» **Direction**
Pick out all lines with the word "hate" from the records that follow.

» **Dataset**
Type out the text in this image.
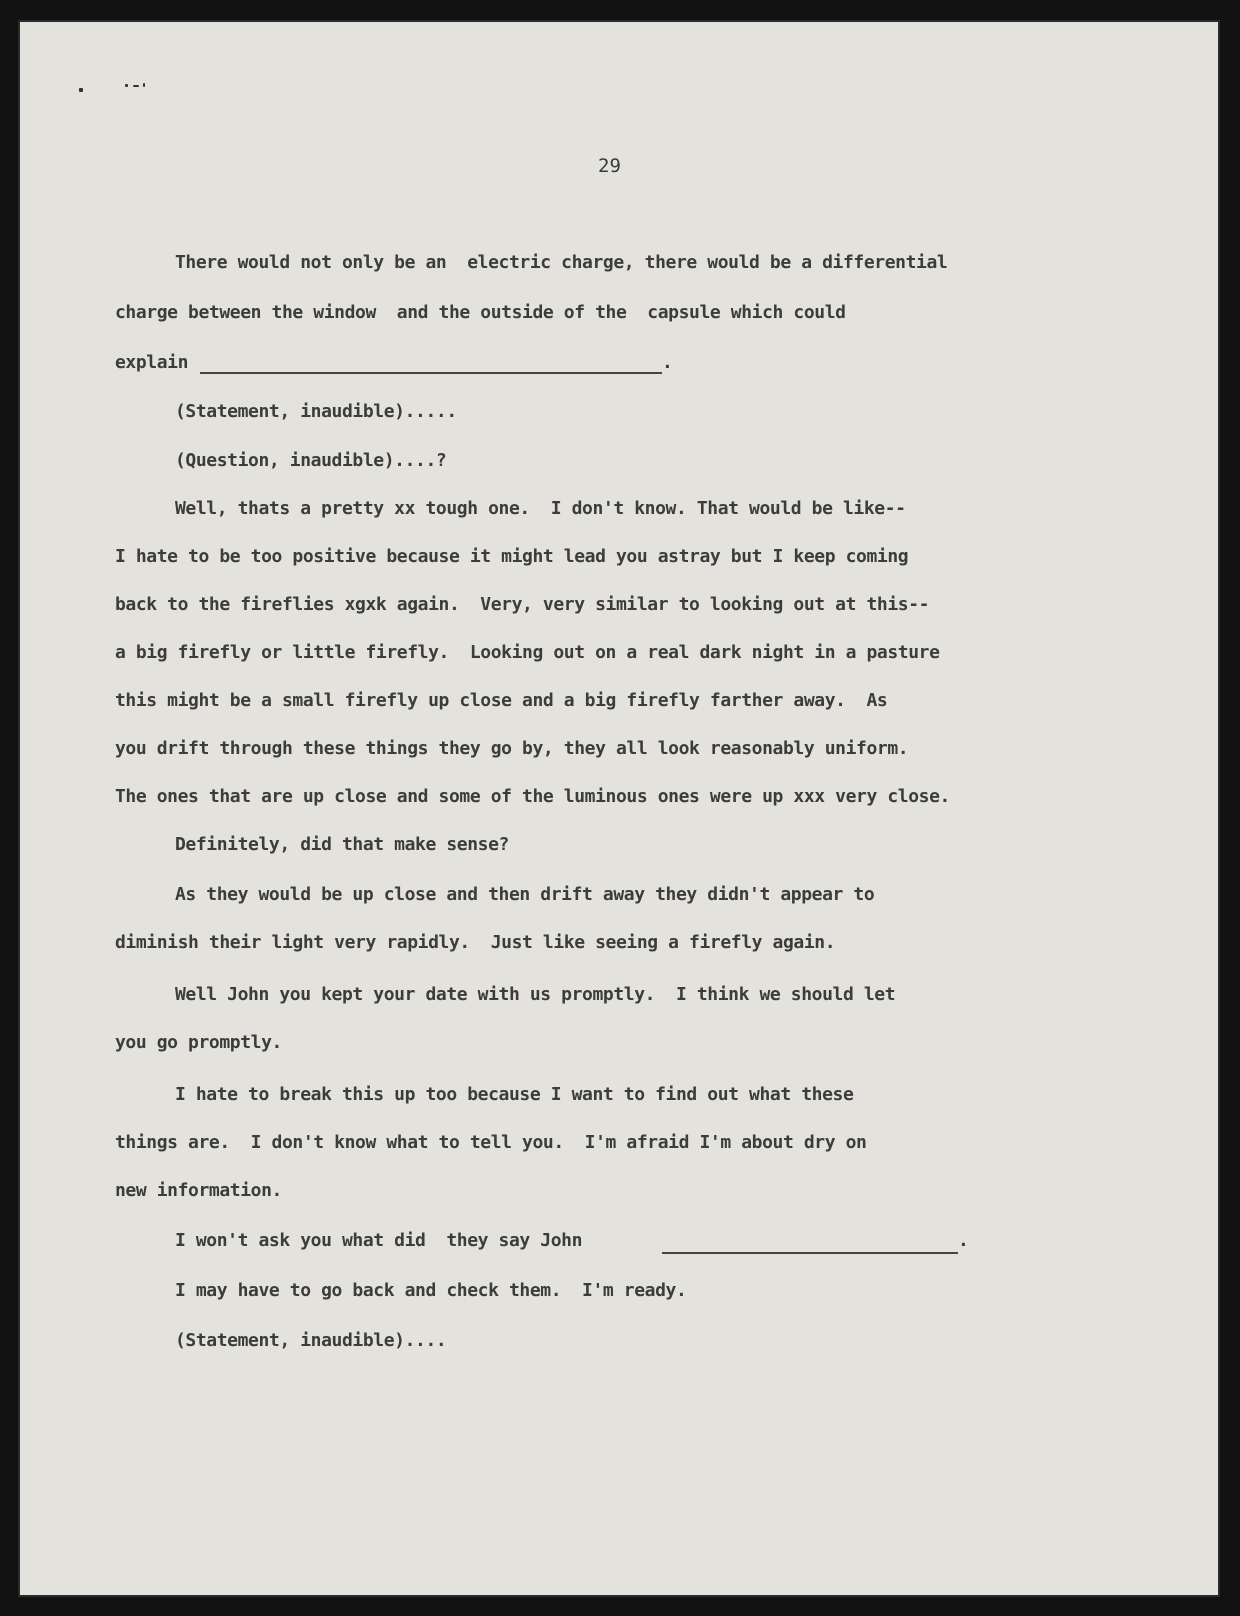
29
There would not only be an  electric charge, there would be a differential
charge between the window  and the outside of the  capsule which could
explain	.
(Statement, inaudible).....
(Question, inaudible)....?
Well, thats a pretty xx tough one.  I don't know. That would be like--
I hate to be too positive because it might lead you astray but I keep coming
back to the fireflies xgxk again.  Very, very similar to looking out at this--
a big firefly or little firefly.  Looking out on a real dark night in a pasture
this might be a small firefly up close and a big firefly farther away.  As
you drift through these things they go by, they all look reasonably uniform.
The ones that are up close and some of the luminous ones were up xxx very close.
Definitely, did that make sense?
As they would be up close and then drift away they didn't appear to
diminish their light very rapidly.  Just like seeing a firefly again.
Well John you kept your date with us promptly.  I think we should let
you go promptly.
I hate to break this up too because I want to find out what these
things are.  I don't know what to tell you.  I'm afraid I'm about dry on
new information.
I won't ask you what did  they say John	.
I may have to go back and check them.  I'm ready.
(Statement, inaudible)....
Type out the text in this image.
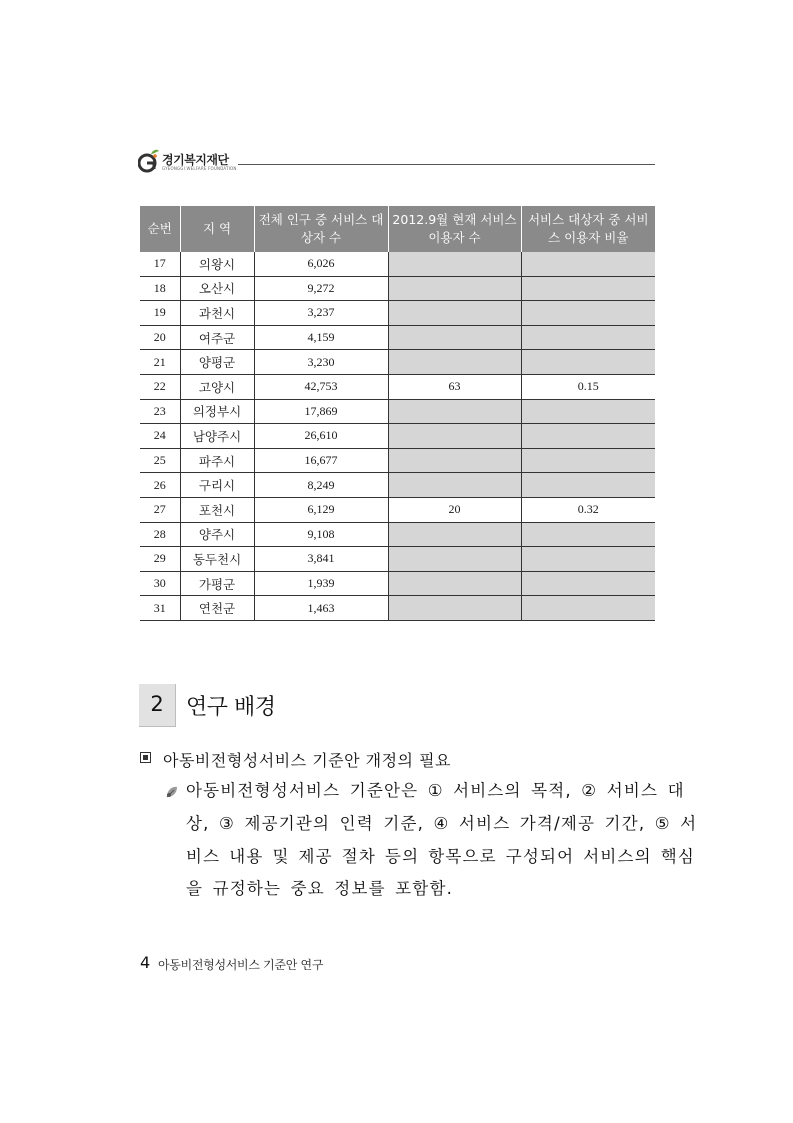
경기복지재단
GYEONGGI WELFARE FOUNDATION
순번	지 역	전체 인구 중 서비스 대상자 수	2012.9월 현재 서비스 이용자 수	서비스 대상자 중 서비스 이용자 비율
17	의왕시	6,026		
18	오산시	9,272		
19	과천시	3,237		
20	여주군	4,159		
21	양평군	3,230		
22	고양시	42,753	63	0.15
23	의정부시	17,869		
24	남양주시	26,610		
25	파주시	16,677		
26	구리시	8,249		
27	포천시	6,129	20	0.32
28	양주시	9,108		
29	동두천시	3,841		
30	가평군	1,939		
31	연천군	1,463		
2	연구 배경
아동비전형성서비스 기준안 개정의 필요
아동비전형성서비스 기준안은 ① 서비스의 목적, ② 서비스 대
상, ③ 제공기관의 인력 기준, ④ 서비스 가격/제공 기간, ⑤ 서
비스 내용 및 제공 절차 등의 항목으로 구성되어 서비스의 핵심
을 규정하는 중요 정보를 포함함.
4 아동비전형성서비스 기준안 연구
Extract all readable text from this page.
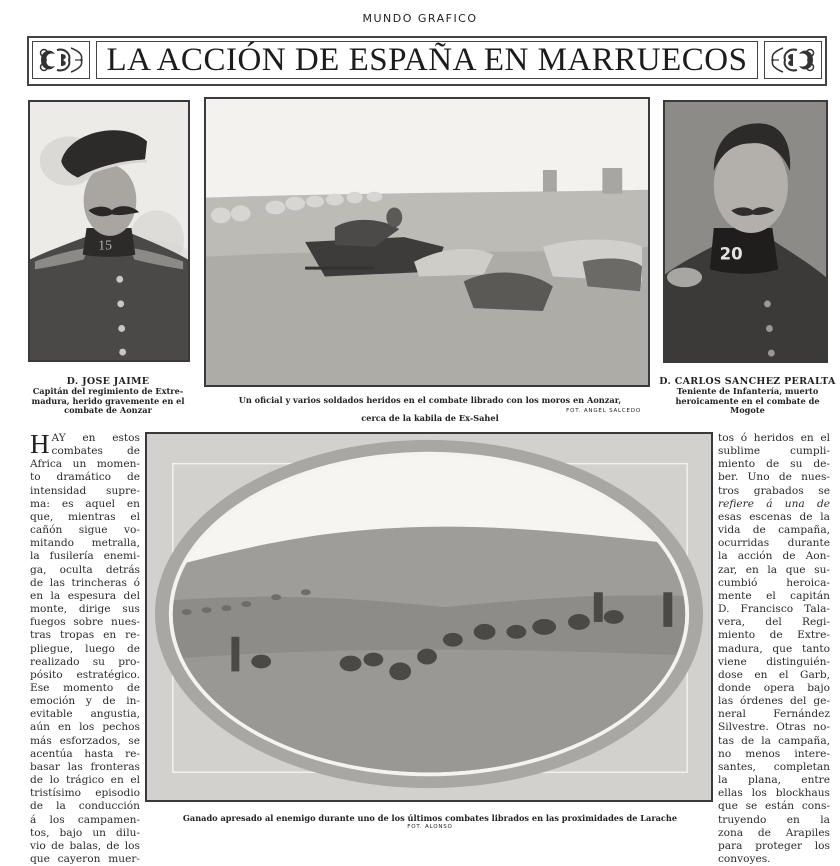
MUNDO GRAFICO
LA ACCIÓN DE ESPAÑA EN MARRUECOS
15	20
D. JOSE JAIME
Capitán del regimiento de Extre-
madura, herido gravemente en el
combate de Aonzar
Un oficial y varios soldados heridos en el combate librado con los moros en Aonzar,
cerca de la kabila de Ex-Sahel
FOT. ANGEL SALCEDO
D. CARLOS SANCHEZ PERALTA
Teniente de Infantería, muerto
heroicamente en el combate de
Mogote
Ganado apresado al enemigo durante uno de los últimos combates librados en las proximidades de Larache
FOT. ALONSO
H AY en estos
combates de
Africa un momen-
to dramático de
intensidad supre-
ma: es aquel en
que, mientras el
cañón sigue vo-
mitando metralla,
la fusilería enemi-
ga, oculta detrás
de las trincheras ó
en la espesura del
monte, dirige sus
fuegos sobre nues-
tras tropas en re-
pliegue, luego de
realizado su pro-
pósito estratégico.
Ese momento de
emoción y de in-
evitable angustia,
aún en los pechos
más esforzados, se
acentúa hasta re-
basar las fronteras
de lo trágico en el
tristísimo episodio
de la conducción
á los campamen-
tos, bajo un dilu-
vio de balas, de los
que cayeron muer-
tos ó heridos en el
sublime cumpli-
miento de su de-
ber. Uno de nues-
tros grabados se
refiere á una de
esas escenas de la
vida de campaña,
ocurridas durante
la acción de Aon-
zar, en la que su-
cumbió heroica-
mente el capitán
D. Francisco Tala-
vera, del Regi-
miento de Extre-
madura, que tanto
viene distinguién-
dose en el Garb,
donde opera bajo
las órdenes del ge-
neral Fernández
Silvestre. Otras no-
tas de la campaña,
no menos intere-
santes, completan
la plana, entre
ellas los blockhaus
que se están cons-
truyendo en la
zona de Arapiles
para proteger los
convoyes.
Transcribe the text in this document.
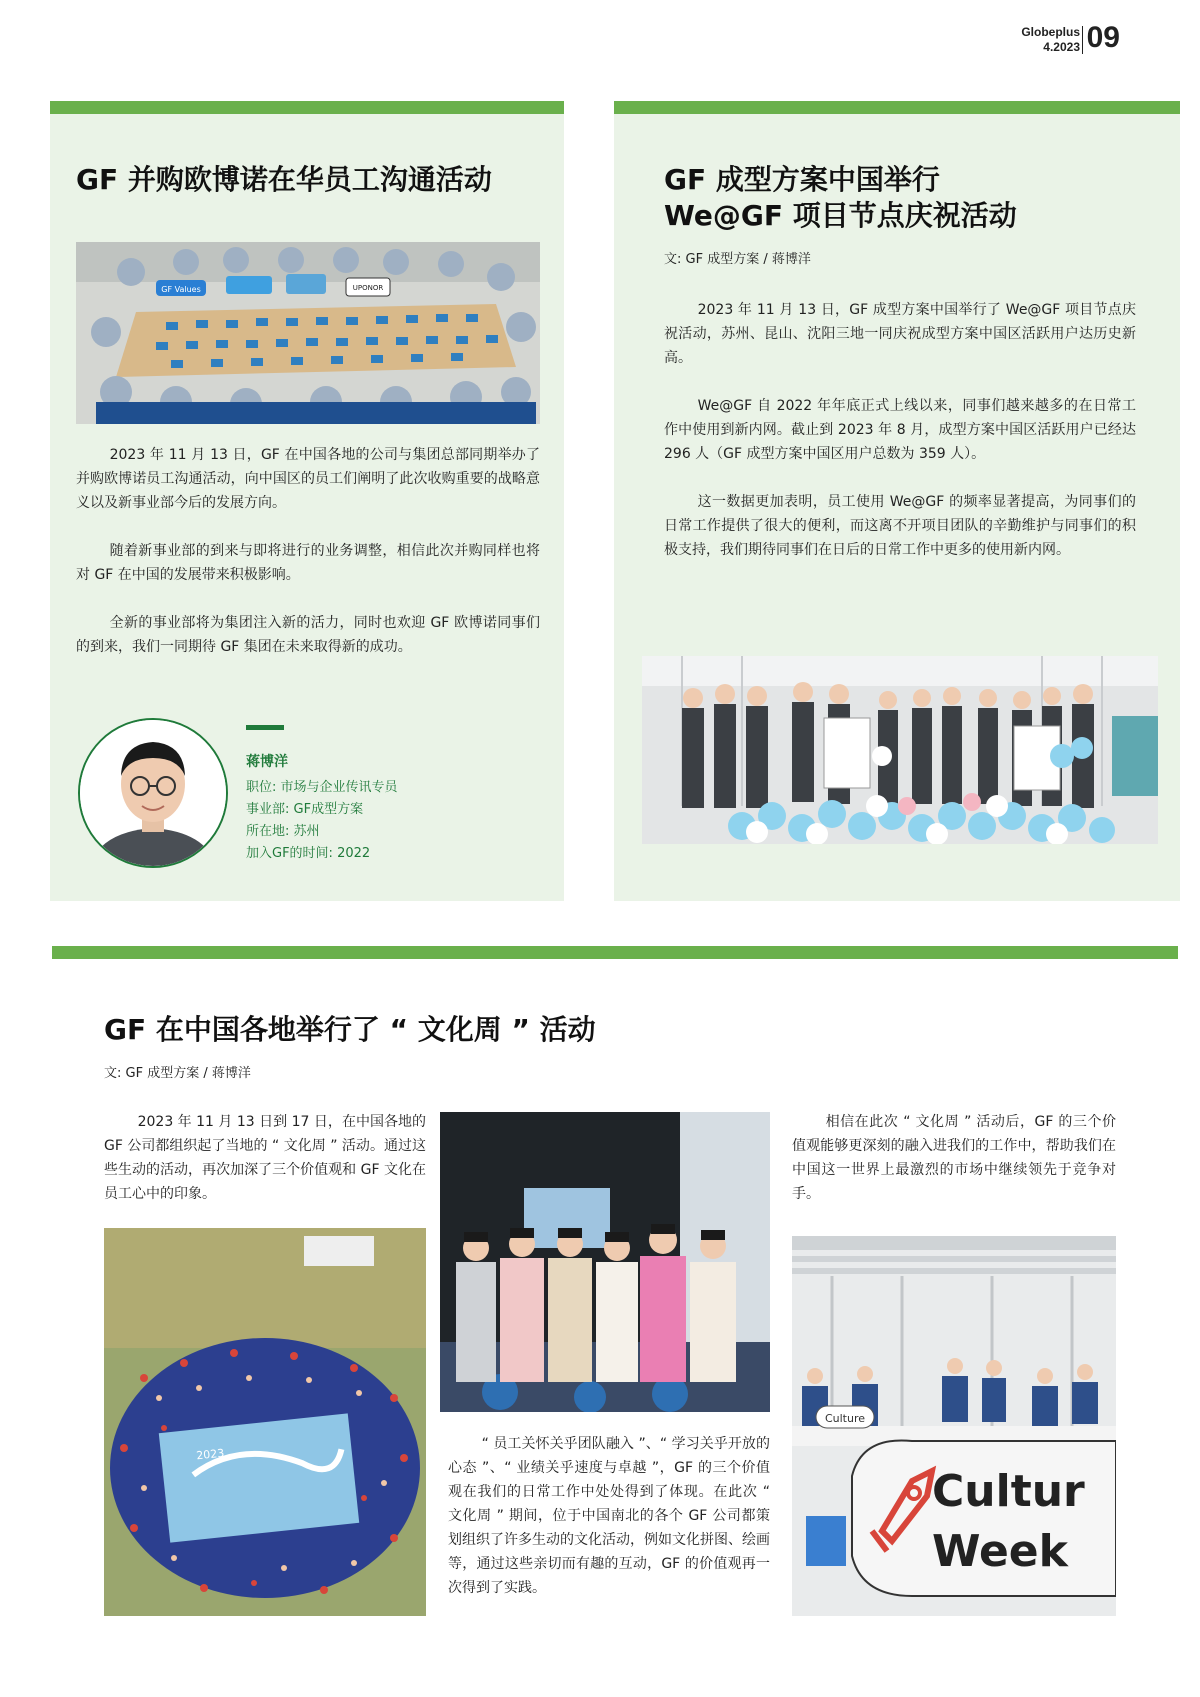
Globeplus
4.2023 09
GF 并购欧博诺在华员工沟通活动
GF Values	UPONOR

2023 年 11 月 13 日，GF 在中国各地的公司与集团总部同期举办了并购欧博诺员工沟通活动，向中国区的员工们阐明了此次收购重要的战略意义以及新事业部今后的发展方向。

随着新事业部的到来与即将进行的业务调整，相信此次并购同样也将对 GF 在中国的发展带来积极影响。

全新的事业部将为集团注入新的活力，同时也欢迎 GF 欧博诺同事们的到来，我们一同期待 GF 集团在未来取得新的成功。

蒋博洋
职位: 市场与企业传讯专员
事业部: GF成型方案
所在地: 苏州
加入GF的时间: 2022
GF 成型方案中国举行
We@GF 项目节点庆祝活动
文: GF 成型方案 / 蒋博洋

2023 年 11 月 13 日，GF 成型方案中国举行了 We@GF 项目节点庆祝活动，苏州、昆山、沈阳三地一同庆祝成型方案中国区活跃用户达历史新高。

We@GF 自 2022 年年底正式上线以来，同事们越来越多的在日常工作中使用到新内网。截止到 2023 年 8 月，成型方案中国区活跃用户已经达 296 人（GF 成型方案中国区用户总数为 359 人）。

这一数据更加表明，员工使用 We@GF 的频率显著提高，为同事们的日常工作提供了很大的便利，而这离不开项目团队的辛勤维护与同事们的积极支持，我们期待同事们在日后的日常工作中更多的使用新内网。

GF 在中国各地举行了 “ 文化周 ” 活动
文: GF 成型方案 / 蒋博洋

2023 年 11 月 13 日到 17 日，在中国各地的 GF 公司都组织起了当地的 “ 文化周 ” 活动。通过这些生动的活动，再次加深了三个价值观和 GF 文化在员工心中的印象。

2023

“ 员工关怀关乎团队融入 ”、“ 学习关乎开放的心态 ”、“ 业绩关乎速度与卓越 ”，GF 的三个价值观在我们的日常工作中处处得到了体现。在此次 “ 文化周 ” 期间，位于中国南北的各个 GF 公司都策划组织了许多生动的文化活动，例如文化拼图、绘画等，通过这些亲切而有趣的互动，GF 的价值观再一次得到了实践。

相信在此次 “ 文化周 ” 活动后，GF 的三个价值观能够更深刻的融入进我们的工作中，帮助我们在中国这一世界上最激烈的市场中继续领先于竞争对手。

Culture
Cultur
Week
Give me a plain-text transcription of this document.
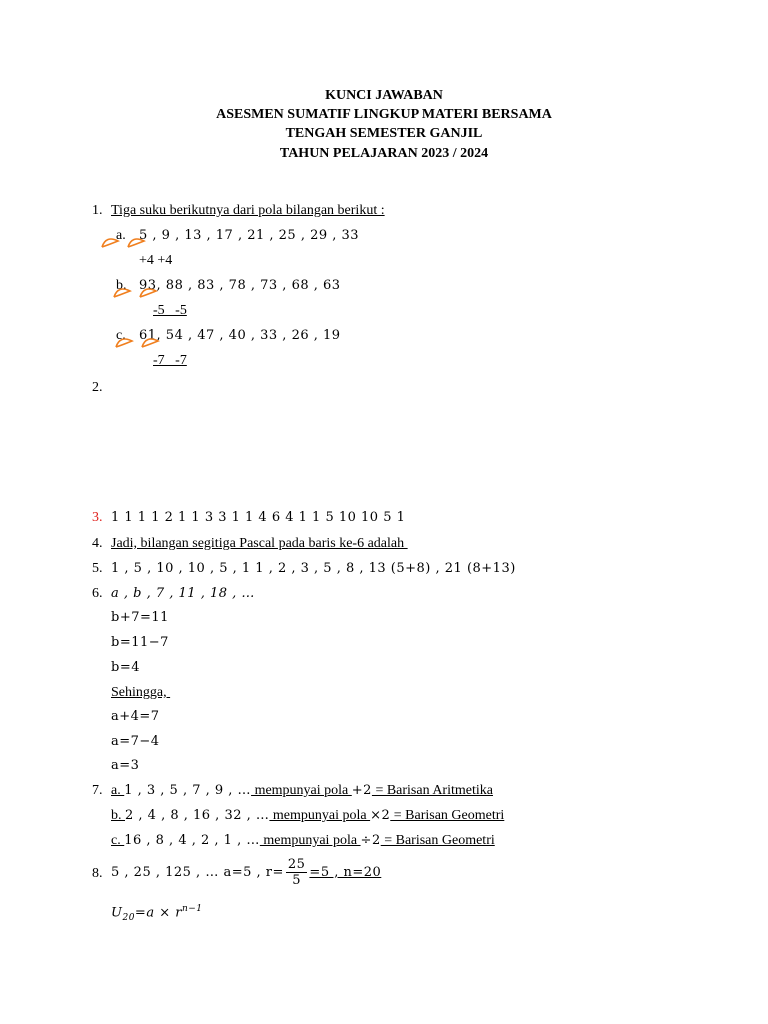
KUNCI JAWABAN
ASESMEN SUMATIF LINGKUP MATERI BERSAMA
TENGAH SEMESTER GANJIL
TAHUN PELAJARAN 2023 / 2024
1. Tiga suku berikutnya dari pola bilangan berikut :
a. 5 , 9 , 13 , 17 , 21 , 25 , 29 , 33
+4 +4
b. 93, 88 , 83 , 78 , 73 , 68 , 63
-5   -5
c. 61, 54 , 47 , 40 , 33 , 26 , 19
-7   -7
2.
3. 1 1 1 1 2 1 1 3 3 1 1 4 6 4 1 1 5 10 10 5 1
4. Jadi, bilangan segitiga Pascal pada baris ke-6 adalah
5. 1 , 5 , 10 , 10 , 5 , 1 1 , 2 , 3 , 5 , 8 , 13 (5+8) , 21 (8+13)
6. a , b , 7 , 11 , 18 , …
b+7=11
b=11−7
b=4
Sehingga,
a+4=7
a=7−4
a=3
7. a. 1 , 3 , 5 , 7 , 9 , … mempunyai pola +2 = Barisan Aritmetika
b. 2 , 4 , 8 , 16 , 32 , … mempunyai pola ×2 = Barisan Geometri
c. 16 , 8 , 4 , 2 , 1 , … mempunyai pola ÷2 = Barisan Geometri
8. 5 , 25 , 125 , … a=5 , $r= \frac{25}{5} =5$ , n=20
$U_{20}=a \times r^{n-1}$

» **Result for this task**
I hate to be too positive because it might lead you astray but I keep coming
I hate to break this up too because I want to find out what these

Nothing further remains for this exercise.